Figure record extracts
━━━━━━
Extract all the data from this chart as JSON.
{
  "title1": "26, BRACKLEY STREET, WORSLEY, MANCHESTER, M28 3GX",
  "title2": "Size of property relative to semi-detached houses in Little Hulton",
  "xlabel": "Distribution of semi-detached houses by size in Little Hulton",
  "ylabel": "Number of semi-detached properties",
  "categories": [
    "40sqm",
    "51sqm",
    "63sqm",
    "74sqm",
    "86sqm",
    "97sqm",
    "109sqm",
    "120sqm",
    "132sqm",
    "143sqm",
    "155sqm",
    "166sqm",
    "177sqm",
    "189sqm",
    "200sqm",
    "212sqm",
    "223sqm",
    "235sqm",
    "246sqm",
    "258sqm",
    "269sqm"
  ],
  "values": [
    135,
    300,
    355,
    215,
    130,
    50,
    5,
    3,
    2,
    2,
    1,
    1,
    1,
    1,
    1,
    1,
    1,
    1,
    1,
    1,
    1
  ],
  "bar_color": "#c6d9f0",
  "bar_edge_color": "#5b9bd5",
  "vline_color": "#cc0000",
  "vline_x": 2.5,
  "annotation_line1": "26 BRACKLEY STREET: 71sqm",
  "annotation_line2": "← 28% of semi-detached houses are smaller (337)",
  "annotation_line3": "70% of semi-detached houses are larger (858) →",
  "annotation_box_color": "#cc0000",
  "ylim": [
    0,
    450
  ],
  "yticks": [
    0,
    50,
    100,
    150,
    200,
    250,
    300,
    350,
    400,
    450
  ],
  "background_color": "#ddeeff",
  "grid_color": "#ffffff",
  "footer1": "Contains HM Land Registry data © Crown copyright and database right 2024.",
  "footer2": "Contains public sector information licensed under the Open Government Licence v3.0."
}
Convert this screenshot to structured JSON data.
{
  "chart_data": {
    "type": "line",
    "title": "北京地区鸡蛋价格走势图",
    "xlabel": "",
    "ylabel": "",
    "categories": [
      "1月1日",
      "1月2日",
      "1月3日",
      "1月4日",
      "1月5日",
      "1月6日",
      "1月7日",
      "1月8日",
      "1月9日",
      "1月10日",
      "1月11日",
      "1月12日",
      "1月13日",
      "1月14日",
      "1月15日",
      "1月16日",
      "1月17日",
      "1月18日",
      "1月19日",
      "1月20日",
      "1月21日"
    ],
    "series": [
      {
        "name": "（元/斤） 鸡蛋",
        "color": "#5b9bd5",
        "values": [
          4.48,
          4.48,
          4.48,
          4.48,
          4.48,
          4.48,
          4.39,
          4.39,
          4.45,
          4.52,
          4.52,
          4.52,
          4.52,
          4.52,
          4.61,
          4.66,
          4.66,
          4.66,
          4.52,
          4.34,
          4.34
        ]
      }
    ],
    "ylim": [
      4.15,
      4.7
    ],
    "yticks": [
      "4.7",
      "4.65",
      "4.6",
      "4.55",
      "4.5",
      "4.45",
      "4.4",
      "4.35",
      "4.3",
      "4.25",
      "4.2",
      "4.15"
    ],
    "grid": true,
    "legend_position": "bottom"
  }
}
━━━━━━
*Task statement:* Pull every line containing the word "semi" out of the entries above.

*Solution for this task:*
  "title2": "Size of property relative to semi-detached houses in Little Hulton",
  "xlabel": "Distribution of semi-detached houses by size in Little Hulton",
  "ylabel": "Number of semi-detached properties",
  "annotation_line2": "← 28% of semi-detached houses are smaller (337)",
  "annotation_line3": "70% of semi-detached houses are larger (858) →",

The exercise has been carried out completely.